TASK DESCRIPTION: Look through the records that follow. Copy every line containing the word "shortcuts".

RECORD EXTRACTS:
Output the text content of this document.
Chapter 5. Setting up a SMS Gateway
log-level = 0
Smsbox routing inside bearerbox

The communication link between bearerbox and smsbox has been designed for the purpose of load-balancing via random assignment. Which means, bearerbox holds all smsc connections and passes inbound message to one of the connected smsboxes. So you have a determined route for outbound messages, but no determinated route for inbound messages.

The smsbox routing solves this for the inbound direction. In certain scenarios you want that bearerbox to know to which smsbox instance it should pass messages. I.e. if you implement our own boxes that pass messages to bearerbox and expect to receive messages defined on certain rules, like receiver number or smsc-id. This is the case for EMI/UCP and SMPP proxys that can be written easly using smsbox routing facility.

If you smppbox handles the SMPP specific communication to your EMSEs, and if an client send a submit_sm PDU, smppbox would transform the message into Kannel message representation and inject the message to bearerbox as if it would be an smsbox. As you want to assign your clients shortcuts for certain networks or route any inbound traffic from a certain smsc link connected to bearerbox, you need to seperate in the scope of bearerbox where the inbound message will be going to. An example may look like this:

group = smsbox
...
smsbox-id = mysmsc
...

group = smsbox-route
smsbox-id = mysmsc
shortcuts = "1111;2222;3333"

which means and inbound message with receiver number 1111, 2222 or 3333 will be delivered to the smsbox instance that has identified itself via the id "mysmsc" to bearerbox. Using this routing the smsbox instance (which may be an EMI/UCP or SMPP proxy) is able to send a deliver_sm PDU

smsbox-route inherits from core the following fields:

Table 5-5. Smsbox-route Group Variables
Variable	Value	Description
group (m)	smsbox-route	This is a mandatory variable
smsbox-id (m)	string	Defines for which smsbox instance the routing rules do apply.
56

COMPLETED EXERCISE:
If you smppbox handles the SMPP specific communication to your EMSEs, and if an client send a submit_sm PDU, smppbox would transform the message into Kannel message representation and inject the message to bearerbox as if it would be an smsbox. As you want to assign your clients shortcuts for certain networks or route any inbound traffic from a certain smsc link connected to bearerbox, you need to seperate in the scope of bearerbox where the inbound message will be going to. An example may look like this:
shortcuts = "1111;2222;3333"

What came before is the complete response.